#### Data to use ####
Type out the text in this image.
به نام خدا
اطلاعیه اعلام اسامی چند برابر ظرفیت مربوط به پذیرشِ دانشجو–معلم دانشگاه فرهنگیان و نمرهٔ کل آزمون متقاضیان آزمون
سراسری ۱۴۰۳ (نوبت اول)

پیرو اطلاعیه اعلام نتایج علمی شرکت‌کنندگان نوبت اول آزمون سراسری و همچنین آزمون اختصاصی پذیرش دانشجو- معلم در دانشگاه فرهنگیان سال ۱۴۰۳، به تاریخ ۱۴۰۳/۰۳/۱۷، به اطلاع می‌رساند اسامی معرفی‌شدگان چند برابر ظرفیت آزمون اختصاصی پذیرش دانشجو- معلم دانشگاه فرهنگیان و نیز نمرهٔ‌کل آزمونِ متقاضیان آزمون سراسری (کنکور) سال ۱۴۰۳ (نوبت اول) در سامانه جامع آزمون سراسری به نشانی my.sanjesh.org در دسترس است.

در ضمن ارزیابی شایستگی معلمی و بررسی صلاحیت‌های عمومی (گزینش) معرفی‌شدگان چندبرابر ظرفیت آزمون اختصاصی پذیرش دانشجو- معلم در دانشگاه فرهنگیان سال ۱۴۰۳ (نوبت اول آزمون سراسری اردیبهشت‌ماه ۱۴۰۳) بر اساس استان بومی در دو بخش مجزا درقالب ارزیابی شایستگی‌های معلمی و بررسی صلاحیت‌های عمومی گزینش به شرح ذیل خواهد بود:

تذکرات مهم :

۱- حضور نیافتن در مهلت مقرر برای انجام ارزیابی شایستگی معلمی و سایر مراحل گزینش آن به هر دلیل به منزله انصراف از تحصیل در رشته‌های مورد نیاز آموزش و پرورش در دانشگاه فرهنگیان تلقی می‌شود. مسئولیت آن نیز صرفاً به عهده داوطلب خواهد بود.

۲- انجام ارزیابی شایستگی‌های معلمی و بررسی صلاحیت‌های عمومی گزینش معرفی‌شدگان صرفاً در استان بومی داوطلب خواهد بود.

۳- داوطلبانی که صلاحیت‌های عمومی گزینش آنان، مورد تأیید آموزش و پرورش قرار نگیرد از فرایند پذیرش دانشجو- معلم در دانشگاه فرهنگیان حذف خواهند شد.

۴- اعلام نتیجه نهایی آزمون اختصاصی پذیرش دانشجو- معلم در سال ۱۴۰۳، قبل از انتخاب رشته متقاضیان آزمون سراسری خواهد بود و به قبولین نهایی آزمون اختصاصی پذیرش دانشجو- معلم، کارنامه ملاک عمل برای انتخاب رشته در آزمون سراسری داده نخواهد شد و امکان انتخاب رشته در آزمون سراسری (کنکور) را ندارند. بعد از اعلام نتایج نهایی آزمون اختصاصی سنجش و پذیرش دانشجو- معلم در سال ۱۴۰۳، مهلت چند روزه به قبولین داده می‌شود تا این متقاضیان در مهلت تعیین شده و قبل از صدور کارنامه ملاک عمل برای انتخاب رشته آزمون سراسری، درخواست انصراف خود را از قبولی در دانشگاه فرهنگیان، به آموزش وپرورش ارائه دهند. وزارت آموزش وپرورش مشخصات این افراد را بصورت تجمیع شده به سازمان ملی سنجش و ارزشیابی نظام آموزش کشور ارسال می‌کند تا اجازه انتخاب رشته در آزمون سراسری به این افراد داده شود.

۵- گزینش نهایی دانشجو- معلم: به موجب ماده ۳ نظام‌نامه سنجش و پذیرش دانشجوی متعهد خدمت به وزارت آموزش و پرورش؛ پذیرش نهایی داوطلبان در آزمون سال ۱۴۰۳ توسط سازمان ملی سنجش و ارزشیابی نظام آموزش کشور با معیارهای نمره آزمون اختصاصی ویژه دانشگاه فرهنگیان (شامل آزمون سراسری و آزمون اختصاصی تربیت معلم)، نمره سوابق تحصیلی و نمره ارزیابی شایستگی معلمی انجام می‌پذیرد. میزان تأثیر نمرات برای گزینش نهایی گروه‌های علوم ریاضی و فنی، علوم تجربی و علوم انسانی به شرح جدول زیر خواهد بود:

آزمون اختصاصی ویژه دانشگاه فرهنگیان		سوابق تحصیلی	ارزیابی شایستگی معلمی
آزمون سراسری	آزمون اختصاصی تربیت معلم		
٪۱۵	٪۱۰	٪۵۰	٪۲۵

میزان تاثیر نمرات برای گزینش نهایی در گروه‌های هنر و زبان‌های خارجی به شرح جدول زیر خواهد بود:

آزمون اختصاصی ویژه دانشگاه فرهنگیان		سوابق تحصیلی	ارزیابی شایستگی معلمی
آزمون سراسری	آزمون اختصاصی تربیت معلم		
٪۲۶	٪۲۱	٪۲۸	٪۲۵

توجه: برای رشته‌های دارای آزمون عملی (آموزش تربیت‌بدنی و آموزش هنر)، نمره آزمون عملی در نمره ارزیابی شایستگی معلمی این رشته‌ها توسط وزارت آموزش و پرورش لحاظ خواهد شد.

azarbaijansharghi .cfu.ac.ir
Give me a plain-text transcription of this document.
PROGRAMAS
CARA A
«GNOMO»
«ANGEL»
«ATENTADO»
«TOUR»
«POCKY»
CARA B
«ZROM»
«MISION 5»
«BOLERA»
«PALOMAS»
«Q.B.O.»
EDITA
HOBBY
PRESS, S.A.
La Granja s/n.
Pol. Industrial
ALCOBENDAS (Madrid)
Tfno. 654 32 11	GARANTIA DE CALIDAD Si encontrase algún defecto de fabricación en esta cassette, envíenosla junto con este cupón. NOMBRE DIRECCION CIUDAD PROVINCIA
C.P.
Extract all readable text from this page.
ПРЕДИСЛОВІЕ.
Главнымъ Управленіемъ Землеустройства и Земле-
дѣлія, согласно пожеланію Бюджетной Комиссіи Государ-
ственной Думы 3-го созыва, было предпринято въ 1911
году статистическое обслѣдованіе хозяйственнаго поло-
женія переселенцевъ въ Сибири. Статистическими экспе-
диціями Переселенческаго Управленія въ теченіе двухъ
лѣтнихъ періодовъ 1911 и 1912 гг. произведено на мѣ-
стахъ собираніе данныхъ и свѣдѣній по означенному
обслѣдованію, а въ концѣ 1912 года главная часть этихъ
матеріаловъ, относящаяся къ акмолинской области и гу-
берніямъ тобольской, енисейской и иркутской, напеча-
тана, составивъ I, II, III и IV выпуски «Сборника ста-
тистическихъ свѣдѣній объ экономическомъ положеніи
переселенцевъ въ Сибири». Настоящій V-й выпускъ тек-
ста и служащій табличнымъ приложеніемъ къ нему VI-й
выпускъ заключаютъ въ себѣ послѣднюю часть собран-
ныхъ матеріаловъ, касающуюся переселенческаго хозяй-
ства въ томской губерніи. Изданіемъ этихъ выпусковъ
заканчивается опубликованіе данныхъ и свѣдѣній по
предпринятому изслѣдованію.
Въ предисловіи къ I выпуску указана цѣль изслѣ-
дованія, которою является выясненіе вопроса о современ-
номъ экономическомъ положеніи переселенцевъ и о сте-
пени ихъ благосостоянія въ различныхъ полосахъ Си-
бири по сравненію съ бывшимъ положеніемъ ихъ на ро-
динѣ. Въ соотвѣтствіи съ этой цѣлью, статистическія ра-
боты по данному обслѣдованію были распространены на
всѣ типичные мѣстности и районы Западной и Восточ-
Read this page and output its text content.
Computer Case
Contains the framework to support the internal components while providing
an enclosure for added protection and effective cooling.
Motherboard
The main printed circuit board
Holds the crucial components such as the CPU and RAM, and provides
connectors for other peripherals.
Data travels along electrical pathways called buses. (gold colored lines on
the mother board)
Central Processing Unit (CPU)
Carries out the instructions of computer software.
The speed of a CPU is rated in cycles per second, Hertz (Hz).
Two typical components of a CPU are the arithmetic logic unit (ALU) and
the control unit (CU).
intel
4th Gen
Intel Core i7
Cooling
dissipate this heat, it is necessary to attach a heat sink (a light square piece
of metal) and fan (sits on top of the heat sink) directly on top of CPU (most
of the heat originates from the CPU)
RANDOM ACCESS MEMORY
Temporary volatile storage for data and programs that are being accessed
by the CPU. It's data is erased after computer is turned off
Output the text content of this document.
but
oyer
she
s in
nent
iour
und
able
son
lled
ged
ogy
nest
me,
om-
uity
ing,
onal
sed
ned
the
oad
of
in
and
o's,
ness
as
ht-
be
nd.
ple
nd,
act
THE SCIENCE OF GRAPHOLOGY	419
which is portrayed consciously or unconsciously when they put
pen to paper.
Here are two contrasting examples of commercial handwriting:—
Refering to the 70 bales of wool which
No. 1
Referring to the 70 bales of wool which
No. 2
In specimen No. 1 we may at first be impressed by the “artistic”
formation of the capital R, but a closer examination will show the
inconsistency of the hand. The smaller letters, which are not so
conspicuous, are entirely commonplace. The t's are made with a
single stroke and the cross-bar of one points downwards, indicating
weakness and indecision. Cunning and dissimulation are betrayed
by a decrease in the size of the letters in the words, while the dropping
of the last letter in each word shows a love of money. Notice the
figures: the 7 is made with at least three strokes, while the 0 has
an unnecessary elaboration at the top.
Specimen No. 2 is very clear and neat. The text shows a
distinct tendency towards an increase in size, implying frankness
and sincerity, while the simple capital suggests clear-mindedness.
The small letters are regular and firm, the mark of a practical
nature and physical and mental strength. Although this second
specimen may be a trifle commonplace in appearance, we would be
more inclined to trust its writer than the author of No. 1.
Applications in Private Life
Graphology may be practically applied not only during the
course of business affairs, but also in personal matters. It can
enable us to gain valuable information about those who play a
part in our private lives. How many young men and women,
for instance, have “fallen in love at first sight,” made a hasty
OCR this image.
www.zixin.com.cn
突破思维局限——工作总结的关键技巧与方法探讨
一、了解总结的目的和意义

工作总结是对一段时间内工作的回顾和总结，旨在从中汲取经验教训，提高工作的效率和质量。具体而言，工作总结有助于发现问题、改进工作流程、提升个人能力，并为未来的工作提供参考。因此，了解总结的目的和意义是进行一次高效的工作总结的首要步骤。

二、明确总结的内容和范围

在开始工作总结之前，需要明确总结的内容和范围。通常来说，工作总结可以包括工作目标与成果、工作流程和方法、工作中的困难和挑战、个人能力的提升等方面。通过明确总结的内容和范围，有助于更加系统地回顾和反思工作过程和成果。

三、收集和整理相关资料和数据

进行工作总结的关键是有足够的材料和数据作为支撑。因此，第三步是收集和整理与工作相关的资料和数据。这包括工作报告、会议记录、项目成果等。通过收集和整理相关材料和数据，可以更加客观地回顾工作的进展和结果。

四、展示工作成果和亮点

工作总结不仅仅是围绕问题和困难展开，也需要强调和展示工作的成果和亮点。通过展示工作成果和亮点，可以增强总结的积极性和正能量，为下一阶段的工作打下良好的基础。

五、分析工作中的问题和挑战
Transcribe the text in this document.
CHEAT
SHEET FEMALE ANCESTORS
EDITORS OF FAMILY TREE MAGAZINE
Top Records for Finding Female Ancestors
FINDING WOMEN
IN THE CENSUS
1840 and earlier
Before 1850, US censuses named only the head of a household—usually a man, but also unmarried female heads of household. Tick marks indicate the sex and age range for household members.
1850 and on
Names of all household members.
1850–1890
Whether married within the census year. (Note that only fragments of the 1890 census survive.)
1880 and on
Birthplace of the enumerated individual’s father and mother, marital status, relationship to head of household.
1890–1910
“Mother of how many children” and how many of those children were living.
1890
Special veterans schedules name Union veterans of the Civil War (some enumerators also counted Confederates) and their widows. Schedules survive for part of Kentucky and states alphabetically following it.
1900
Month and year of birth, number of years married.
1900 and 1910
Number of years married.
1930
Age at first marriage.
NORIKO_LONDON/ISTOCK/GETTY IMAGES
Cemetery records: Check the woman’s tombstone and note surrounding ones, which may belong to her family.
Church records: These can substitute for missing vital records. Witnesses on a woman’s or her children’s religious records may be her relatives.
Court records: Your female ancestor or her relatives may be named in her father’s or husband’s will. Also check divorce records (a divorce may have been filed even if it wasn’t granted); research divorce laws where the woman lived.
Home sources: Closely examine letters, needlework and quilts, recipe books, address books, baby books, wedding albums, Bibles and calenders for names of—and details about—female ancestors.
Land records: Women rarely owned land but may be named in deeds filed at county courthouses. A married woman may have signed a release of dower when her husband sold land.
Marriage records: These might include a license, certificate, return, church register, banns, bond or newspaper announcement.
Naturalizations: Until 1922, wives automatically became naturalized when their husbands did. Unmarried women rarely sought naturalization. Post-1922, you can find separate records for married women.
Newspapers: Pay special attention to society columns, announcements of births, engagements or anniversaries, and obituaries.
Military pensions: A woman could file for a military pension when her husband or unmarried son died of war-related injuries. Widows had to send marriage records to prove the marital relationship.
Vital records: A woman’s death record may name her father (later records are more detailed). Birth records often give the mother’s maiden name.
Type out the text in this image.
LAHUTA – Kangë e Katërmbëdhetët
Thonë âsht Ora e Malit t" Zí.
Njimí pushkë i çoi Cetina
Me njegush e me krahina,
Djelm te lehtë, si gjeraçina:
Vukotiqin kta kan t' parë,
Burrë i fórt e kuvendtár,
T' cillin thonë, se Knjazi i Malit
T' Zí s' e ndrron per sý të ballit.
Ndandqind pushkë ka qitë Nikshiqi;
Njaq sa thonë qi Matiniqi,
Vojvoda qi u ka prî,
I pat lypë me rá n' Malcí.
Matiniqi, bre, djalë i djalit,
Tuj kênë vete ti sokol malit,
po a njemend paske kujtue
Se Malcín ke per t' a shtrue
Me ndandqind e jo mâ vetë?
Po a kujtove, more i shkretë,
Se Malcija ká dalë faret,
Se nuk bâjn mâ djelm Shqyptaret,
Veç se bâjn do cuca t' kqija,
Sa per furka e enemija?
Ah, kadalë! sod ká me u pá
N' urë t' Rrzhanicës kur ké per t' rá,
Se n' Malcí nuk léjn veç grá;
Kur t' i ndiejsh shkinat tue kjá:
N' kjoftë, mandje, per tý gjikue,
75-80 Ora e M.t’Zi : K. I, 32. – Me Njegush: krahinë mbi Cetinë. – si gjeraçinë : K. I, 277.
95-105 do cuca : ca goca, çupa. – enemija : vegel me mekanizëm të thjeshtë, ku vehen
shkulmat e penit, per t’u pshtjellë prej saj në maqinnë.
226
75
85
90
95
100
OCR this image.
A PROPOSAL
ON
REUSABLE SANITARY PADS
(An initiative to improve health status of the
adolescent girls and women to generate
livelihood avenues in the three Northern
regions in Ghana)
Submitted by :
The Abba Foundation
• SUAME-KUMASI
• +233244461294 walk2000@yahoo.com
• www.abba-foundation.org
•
####
Identify and list each line with the word "page".

Extract all readable text from this page.
Read this page and output its text content.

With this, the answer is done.